Stored dataset items
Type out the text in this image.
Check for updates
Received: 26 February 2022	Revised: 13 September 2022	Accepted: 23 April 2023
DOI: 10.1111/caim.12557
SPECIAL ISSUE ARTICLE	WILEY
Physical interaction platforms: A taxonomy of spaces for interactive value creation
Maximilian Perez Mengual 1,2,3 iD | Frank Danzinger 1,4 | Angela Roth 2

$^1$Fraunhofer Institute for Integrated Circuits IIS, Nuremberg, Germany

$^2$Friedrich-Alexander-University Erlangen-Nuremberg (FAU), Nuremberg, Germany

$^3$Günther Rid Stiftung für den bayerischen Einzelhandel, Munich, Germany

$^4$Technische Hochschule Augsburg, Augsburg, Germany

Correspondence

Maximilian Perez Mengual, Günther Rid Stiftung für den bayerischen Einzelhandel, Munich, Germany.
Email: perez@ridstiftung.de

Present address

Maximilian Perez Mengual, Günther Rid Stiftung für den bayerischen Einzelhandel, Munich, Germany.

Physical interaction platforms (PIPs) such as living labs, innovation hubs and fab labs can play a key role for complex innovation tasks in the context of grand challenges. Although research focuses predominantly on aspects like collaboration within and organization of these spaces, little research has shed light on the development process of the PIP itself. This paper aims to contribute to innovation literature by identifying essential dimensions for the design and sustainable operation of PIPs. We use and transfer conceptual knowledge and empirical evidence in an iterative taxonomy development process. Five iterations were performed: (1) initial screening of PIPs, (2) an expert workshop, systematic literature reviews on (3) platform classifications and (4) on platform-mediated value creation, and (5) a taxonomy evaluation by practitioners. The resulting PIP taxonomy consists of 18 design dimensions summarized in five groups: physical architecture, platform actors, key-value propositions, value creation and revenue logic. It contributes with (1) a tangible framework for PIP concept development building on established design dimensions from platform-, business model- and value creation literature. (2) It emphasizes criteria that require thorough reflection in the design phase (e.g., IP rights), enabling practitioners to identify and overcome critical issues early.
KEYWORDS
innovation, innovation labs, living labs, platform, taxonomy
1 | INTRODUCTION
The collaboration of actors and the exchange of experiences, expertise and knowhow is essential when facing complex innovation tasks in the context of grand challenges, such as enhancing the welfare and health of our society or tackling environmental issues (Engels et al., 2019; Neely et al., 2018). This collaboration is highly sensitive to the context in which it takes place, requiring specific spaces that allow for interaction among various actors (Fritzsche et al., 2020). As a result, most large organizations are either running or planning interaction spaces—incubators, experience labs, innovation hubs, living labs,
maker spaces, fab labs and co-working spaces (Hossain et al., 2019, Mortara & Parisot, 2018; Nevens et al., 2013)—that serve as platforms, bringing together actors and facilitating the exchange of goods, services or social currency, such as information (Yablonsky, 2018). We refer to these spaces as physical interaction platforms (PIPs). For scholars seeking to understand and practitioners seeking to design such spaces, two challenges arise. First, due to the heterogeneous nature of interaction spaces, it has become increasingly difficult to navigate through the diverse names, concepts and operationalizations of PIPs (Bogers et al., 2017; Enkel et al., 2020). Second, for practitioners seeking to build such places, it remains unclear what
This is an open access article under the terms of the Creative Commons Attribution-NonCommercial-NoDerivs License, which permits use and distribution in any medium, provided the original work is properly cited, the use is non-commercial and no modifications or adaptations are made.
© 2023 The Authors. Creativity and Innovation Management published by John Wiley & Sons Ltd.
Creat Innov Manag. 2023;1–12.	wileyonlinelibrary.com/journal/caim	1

§ Goal of the exercise:
Output all of the data again. Match it exactly.

§ Written solution:
Type out the text in this image.
Check for updates
Received: 26 February 2022	Revised: 13 September 2022	Accepted: 23 April 2023
DOI: 10.1111/caim.12557
SPECIAL ISSUE ARTICLE	WILEY
Physical interaction platforms: A taxonomy of spaces for interactive value creation
Maximilian Perez Mengual 1,2,3 iD | Frank Danzinger 1,4 | Angela Roth 2

$^1$Fraunhofer Institute for Integrated Circuits IIS, Nuremberg, Germany

$^2$Friedrich-Alexander-University Erlangen-Nuremberg (FAU), Nuremberg, Germany

$^3$Günther Rid Stiftung für den bayerischen Einzelhandel, Munich, Germany

$^4$Technische Hochschule Augsburg, Augsburg, Germany

Correspondence

Maximilian Perez Mengual, Günther Rid Stiftung für den bayerischen Einzelhandel, Munich, Germany.
Email: perez@ridstiftung.de

Present address

Maximilian Perez Mengual, Günther Rid Stiftung für den bayerischen Einzelhandel, Munich, Germany.

Physical interaction platforms (PIPs) such as living labs, innovation hubs and fab labs can play a key role for complex innovation tasks in the context of grand challenges. Although research focuses predominantly on aspects like collaboration within and organization of these spaces, little research has shed light on the development process of the PIP itself. This paper aims to contribute to innovation literature by identifying essential dimensions for the design and sustainable operation of PIPs. We use and transfer conceptual knowledge and empirical evidence in an iterative taxonomy development process. Five iterations were performed: (1) initial screening of PIPs, (2) an expert workshop, systematic literature reviews on (3) platform classifications and (4) on platform-mediated value creation, and (5) a taxonomy evaluation by practitioners. The resulting PIP taxonomy consists of 18 design dimensions summarized in five groups: physical architecture, platform actors, key-value propositions, value creation and revenue logic. It contributes with (1) a tangible framework for PIP concept development building on established design dimensions from platform-, business model- and value creation literature. (2) It emphasizes criteria that require thorough reflection in the design phase (e.g., IP rights), enabling practitioners to identify and overcome critical issues early.
KEYWORDS
innovation, innovation labs, living labs, platform, taxonomy
1 | INTRODUCTION
The collaboration of actors and the exchange of experiences, expertise and knowhow is essential when facing complex innovation tasks in the context of grand challenges, such as enhancing the welfare and health of our society or tackling environmental issues (Engels et al., 2019; Neely et al., 2018). This collaboration is highly sensitive to the context in which it takes place, requiring specific spaces that allow for interaction among various actors (Fritzsche et al., 2020). As a result, most large organizations are either running or planning interaction spaces—incubators, experience labs, innovation hubs, living labs,
maker spaces, fab labs and co-working spaces (Hossain et al., 2019, Mortara & Parisot, 2018; Nevens et al., 2013)—that serve as platforms, bringing together actors and facilitating the exchange of goods, services or social currency, such as information (Yablonsky, 2018). We refer to these spaces as physical interaction platforms (PIPs). For scholars seeking to understand and practitioners seeking to design such spaces, two challenges arise. First, due to the heterogeneous nature of interaction spaces, it has become increasingly difficult to navigate through the diverse names, concepts and operationalizations of PIPs (Bogers et al., 2017; Enkel et al., 2020). Second, for practitioners seeking to build such places, it remains unclear what
This is an open access article under the terms of the Creative Commons Attribution-NonCommercial-NoDerivs License, which permits use and distribution in any medium, provided the original work is properly cited, the use is non-commercial and no modifications or adaptations are made.
© 2023 The Authors. Creativity and Innovation Management published by John Wiley & Sons Ltd.
Creat Innov Manag. 2023;1–12.	wileyonlinelibrary.com/journal/caim	1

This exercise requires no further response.